Repeat each record exactly as written, and drop any images.

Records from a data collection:

________________________________________

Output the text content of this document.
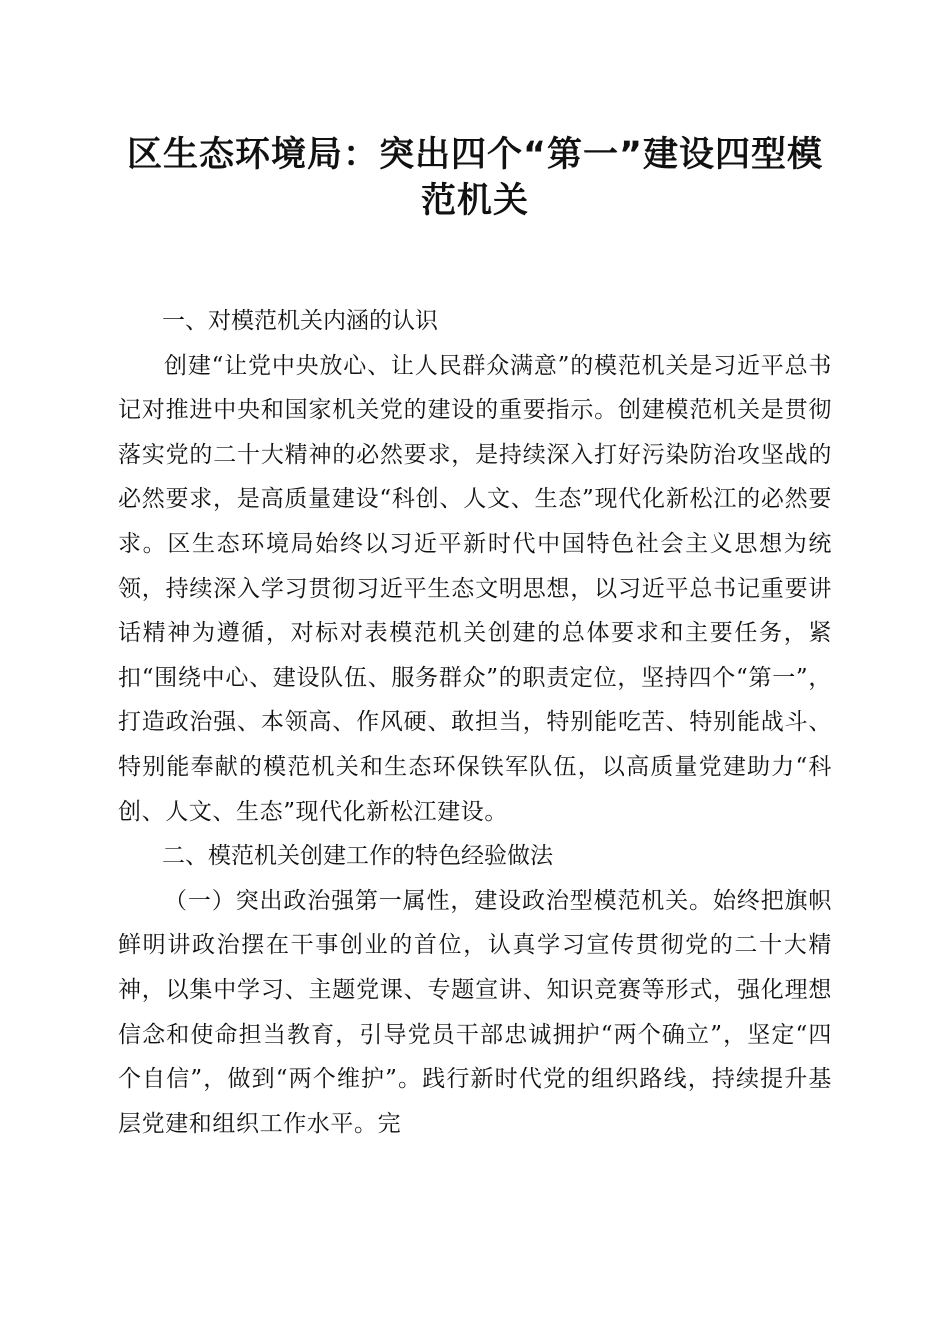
区生态环境局：突出四个“第一”建设四型模
范机关
一、对模范机关内涵的认识

创建“让党中央放心、让人民群众满意”的模范机关是习近平总书记对推进中央和国家机关党的建设的重要指示。创建模范机关是贯彻落实党的二十大精神的必然要求，是持续深入打好污染防治攻坚战的必然要求，是高质量建设“科创、人文、生态”现代化新松江的必然要求。区生态环境局始终以习近平新时代中国特色社会主义思想为统领，持续深入学习贯彻习近平生态文明思想，以习近平总书记重要讲话精神为遵循，对标对表模范机关创建的总体要求和主要任务，紧扣“围绕中心、建设队伍、服务群众”的职责定位，坚持四个“第一”，打造政治强、本领高、作风硬、敢担当，特别能吃苦、特别能战斗、特别能奉献的模范机关和生态环保铁军队伍，以高质量党建助力“科创、人文、生态”现代化新松江建设。

二、模范机关创建工作的特色经验做法

（一）突出政治强第一属性，建设政治型模范机关。始终把旗帜鲜明讲政治摆在干事创业的首位，认真学习宣传贯彻党的二十大精神，以集中学习、主题党课、专题宣讲、知识竞赛等形式，强化理想信念和使命担当教育，引导党员干部忠诚拥护“两个确立”，坚定“四个自信”，做到“两个维护”。践行新时代党的组织路线，持续提升基层党建和组织工作水平。完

________________________________________

◆ Task response:
Output the text content of this document.
区生态环境局：突出四个“第一”建设四型模
范机关
一、对模范机关内涵的认识

创建“让党中央放心、让人民群众满意”的模范机关是习近平总书记对推进中央和国家机关党的建设的重要指示。创建模范机关是贯彻落实党的二十大精神的必然要求，是持续深入打好污染防治攻坚战的必然要求，是高质量建设“科创、人文、生态”现代化新松江的必然要求。区生态环境局始终以习近平新时代中国特色社会主义思想为统领，持续深入学习贯彻习近平生态文明思想，以习近平总书记重要讲话精神为遵循，对标对表模范机关创建的总体要求和主要任务，紧扣“围绕中心、建设队伍、服务群众”的职责定位，坚持四个“第一”，打造政治强、本领高、作风硬、敢担当，特别能吃苦、特别能战斗、特别能奉献的模范机关和生态环保铁军队伍，以高质量党建助力“科创、人文、生态”现代化新松江建设。

二、模范机关创建工作的特色经验做法

（一）突出政治强第一属性，建设政治型模范机关。始终把旗帜鲜明讲政治摆在干事创业的首位，认真学习宣传贯彻党的二十大精神，以集中学习、主题党课、专题宣讲、知识竞赛等形式，强化理想信念和使命担当教育，引导党员干部忠诚拥护“两个确立”，坚定“四个自信”，做到“两个维护”。践行新时代党的组织路线，持续提升基层党建和组织工作水平。完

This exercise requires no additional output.